##### The data #####
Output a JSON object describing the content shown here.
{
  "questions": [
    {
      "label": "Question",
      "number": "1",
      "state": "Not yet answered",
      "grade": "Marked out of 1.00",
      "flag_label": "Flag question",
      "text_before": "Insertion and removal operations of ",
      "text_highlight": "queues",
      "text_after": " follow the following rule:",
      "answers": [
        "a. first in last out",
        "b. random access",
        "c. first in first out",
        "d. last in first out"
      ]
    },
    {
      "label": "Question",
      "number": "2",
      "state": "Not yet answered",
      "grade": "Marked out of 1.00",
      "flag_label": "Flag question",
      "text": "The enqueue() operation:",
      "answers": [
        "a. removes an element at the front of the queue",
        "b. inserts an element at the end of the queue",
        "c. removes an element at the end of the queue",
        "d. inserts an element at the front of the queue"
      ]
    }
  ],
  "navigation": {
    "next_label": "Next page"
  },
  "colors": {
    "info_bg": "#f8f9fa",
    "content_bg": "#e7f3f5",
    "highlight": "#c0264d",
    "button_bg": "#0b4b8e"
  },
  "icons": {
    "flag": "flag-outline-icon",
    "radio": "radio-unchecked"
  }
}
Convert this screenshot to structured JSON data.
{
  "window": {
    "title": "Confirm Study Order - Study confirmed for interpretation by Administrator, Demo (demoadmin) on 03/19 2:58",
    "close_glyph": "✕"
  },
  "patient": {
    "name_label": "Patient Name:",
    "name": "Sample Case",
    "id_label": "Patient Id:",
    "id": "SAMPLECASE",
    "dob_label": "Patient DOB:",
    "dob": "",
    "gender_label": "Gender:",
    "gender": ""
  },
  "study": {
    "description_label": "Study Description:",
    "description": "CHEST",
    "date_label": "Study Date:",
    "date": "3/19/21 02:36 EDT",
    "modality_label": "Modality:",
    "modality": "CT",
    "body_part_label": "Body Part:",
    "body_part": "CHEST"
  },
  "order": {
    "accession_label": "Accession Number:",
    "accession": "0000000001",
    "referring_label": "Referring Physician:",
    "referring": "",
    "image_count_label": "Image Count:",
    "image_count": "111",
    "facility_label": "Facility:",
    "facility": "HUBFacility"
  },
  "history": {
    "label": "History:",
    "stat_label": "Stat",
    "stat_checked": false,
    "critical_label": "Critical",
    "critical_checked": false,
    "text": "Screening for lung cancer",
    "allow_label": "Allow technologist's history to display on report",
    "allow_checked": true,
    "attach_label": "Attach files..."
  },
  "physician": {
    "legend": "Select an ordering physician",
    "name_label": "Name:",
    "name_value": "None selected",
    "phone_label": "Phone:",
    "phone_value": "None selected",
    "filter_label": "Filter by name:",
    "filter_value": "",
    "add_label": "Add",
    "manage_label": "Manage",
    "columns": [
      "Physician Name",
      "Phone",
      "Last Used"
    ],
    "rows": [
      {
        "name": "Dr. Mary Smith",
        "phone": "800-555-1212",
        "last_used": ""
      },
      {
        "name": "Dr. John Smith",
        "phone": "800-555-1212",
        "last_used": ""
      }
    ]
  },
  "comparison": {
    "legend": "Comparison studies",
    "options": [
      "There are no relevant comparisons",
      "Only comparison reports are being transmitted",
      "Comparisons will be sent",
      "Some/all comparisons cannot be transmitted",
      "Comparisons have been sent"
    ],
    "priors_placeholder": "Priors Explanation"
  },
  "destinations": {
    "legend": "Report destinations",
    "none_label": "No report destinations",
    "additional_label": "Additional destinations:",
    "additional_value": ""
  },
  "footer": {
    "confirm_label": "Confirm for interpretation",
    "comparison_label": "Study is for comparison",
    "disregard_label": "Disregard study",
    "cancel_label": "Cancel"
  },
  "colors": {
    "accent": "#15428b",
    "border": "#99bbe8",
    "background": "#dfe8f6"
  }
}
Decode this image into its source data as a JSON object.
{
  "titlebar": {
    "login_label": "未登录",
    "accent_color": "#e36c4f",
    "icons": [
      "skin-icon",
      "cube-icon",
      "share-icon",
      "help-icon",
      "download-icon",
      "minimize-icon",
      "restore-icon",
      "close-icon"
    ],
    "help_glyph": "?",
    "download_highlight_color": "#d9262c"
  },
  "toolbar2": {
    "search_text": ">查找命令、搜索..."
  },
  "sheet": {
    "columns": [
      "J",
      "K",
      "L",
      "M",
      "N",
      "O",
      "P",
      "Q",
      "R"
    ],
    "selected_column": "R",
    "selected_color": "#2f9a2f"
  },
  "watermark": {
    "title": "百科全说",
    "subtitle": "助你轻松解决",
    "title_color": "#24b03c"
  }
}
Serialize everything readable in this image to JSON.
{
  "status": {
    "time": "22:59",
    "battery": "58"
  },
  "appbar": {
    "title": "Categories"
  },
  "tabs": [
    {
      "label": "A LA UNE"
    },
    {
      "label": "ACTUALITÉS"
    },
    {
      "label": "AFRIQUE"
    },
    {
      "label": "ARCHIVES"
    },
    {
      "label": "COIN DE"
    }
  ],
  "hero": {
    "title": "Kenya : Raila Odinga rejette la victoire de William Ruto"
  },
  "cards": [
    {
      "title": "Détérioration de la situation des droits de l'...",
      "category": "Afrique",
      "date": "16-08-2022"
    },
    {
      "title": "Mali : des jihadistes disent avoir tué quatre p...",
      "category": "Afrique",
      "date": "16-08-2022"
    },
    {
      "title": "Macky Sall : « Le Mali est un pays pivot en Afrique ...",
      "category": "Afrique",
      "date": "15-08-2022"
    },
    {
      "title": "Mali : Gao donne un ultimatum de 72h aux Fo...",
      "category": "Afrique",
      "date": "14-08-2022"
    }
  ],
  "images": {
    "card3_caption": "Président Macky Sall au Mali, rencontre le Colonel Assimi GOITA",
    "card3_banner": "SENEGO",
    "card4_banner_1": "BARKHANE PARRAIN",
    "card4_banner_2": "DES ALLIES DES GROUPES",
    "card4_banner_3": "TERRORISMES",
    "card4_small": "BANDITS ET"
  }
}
#####
Work to do> Return all of the data word for word.

Expected answer>
Output a JSON object describing the content shown here.
{
  "questions": [
    {
      "label": "Question",
      "number": "1",
      "state": "Not yet answered",
      "grade": "Marked out of 1.00",
      "flag_label": "Flag question",
      "text_before": "Insertion and removal operations of ",
      "text_highlight": "queues",
      "text_after": " follow the following rule:",
      "answers": [
        "a. first in last out",
        "b. random access",
        "c. first in first out",
        "d. last in first out"
      ]
    },
    {
      "label": "Question",
      "number": "2",
      "state": "Not yet answered",
      "grade": "Marked out of 1.00",
      "flag_label": "Flag question",
      "text": "The enqueue() operation:",
      "answers": [
        "a. removes an element at the front of the queue",
        "b. inserts an element at the end of the queue",
        "c. removes an element at the end of the queue",
        "d. inserts an element at the front of the queue"
      ]
    }
  ],
  "navigation": {
    "next_label": "Next page"
  },
  "colors": {
    "info_bg": "#f8f9fa",
    "content_bg": "#e7f3f5",
    "highlight": "#c0264d",
    "button_bg": "#0b4b8e"
  },
  "icons": {
    "flag": "flag-outline-icon",
    "radio": "radio-unchecked"
  }
}
Convert this screenshot to structured JSON data.
{
  "window": {
    "title": "Confirm Study Order - Study confirmed for interpretation by Administrator, Demo (demoadmin) on 03/19 2:58",
    "close_glyph": "✕"
  },
  "patient": {
    "name_label": "Patient Name:",
    "name": "Sample Case",
    "id_label": "Patient Id:",
    "id": "SAMPLECASE",
    "dob_label": "Patient DOB:",
    "dob": "",
    "gender_label": "Gender:",
    "gender": ""
  },
  "study": {
    "description_label": "Study Description:",
    "description": "CHEST",
    "date_label": "Study Date:",
    "date": "3/19/21 02:36 EDT",
    "modality_label": "Modality:",
    "modality": "CT",
    "body_part_label": "Body Part:",
    "body_part": "CHEST"
  },
  "order": {
    "accession_label": "Accession Number:",
    "accession": "0000000001",
    "referring_label": "Referring Physician:",
    "referring": "",
    "image_count_label": "Image Count:",
    "image_count": "111",
    "facility_label": "Facility:",
    "facility": "HUBFacility"
  },
  "history": {
    "label": "History:",
    "stat_label": "Stat",
    "stat_checked": false,
    "critical_label": "Critical",
    "critical_checked": false,
    "text": "Screening for lung cancer",
    "allow_label": "Allow technologist's history to display on report",
    "allow_checked": true,
    "attach_label": "Attach files..."
  },
  "physician": {
    "legend": "Select an ordering physician",
    "name_label": "Name:",
    "name_value": "None selected",
    "phone_label": "Phone:",
    "phone_value": "None selected",
    "filter_label": "Filter by name:",
    "filter_value": "",
    "add_label": "Add",
    "manage_label": "Manage",
    "columns": [
      "Physician Name",
      "Phone",
      "Last Used"
    ],
    "rows": [
      {
        "name": "Dr. Mary Smith",
        "phone": "800-555-1212",
        "last_used": ""
      },
      {
        "name": "Dr. John Smith",
        "phone": "800-555-1212",
        "last_used": ""
      }
    ]
  },
  "comparison": {
    "legend": "Comparison studies",
    "options": [
      "There are no relevant comparisons",
      "Only comparison reports are being transmitted",
      "Comparisons will be sent",
      "Some/all comparisons cannot be transmitted",
      "Comparisons have been sent"
    ],
    "priors_placeholder": "Priors Explanation"
  },
  "destinations": {
    "legend": "Report destinations",
    "none_label": "No report destinations",
    "additional_label": "Additional destinations:",
    "additional_value": ""
  },
  "footer": {
    "confirm_label": "Confirm for interpretation",
    "comparison_label": "Study is for comparison",
    "disregard_label": "Disregard study",
    "cancel_label": "Cancel"
  },
  "colors": {
    "accent": "#15428b",
    "border": "#99bbe8",
    "background": "#dfe8f6"
  }
}
Decode this image into its source data as a JSON object.
{
  "titlebar": {
    "login_label": "未登录",
    "accent_color": "#e36c4f",
    "icons": [
      "skin-icon",
      "cube-icon",
      "share-icon",
      "help-icon",
      "download-icon",
      "minimize-icon",
      "restore-icon",
      "close-icon"
    ],
    "help_glyph": "?",
    "download_highlight_color": "#d9262c"
  },
  "toolbar2": {
    "search_text": ">查找命令、搜索..."
  },
  "sheet": {
    "columns": [
      "J",
      "K",
      "L",
      "M",
      "N",
      "O",
      "P",
      "Q",
      "R"
    ],
    "selected_column": "R",
    "selected_color": "#2f9a2f"
  },
  "watermark": {
    "title": "百科全说",
    "subtitle": "助你轻松解决",
    "title_color": "#24b03c"
  }
}
Serialize everything readable in this image to JSON.
{
  "status": {
    "time": "22:59",
    "battery": "58"
  },
  "appbar": {
    "title": "Categories"
  },
  "tabs": [
    {
      "label": "A LA UNE"
    },
    {
      "label": "ACTUALITÉS"
    },
    {
      "label": "AFRIQUE"
    },
    {
      "label": "ARCHIVES"
    },
    {
      "label": "COIN DE"
    }
  ],
  "hero": {
    "title": "Kenya : Raila Odinga rejette la victoire de William Ruto"
  },
  "cards": [
    {
      "title": "Détérioration de la situation des droits de l'...",
      "category": "Afrique",
      "date": "16-08-2022"
    },
    {
      "title": "Mali : des jihadistes disent avoir tué quatre p...",
      "category": "Afrique",
      "date": "16-08-2022"
    },
    {
      "title": "Macky Sall : « Le Mali est un pays pivot en Afrique ...",
      "category": "Afrique",
      "date": "15-08-2022"
    },
    {
      "title": "Mali : Gao donne un ultimatum de 72h aux Fo...",
      "category": "Afrique",
      "date": "14-08-2022"
    }
  ],
  "images": {
    "card3_caption": "Président Macky Sall au Mali, rencontre le Colonel Assimi GOITA",
    "card3_banner": "SENEGO",
    "card4_banner_1": "BARKHANE PARRAIN",
    "card4_banner_2": "DES ALLIES DES GROUPES",
    "card4_banner_3": "TERRORISMES",
    "card4_small": "BANDITS ET"
  }
}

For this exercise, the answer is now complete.